#### [YOUR OBJECTIVE]
Reproduce the entries below in full, word for word.

[Start of THE DATA]

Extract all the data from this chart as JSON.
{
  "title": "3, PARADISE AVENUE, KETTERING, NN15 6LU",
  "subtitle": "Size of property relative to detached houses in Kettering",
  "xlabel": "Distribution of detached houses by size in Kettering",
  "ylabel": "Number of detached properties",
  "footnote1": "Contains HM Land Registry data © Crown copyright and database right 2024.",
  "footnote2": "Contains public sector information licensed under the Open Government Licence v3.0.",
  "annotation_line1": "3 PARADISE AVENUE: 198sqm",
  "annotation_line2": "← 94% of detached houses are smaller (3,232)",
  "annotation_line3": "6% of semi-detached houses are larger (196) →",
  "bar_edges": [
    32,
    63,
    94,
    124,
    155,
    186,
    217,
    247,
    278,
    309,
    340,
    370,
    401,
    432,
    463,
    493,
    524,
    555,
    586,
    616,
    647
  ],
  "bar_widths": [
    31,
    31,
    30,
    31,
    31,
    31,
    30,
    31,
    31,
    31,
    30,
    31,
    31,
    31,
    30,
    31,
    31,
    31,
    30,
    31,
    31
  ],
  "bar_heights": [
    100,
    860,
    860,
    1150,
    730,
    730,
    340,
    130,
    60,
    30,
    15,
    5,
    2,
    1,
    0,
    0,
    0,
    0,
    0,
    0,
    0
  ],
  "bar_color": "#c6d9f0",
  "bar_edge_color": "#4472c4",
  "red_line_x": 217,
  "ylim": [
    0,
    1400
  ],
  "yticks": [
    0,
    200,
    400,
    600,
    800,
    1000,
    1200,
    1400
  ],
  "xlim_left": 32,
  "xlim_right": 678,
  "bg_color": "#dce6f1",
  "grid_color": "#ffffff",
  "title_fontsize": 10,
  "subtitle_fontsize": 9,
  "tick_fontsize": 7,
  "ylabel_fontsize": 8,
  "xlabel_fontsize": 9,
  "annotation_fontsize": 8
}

[End of THE DATA]

#### [OUTPUT OF THE TASK]
Extract all the data from this chart as JSON.
{
  "title": "3, PARADISE AVENUE, KETTERING, NN15 6LU",
  "subtitle": "Size of property relative to detached houses in Kettering",
  "xlabel": "Distribution of detached houses by size in Kettering",
  "ylabel": "Number of detached properties",
  "footnote1": "Contains HM Land Registry data © Crown copyright and database right 2024.",
  "footnote2": "Contains public sector information licensed under the Open Government Licence v3.0.",
  "annotation_line1": "3 PARADISE AVENUE: 198sqm",
  "annotation_line2": "← 94% of detached houses are smaller (3,232)",
  "annotation_line3": "6% of semi-detached houses are larger (196) →",
  "bar_edges": [
    32,
    63,
    94,
    124,
    155,
    186,
    217,
    247,
    278,
    309,
    340,
    370,
    401,
    432,
    463,
    493,
    524,
    555,
    586,
    616,
    647
  ],
  "bar_widths": [
    31,
    31,
    30,
    31,
    31,
    31,
    30,
    31,
    31,
    31,
    30,
    31,
    31,
    31,
    30,
    31,
    31,
    31,
    30,
    31,
    31
  ],
  "bar_heights": [
    100,
    860,
    860,
    1150,
    730,
    730,
    340,
    130,
    60,
    30,
    15,
    5,
    2,
    1,
    0,
    0,
    0,
    0,
    0,
    0,
    0
  ],
  "bar_color": "#c6d9f0",
  "bar_edge_color": "#4472c4",
  "red_line_x": 217,
  "ylim": [
    0,
    1400
  ],
  "yticks": [
    0,
    200,
    400,
    600,
    800,
    1000,
    1200,
    1400
  ],
  "xlim_left": 32,
  "xlim_right": 678,
  "bg_color": "#dce6f1",
  "grid_color": "#ffffff",
  "title_fontsize": 10,
  "subtitle_fontsize": 9,
  "tick_fontsize": 7,
  "ylabel_fontsize": 8,
  "xlabel_fontsize": 9,
  "annotation_fontsize": 8
}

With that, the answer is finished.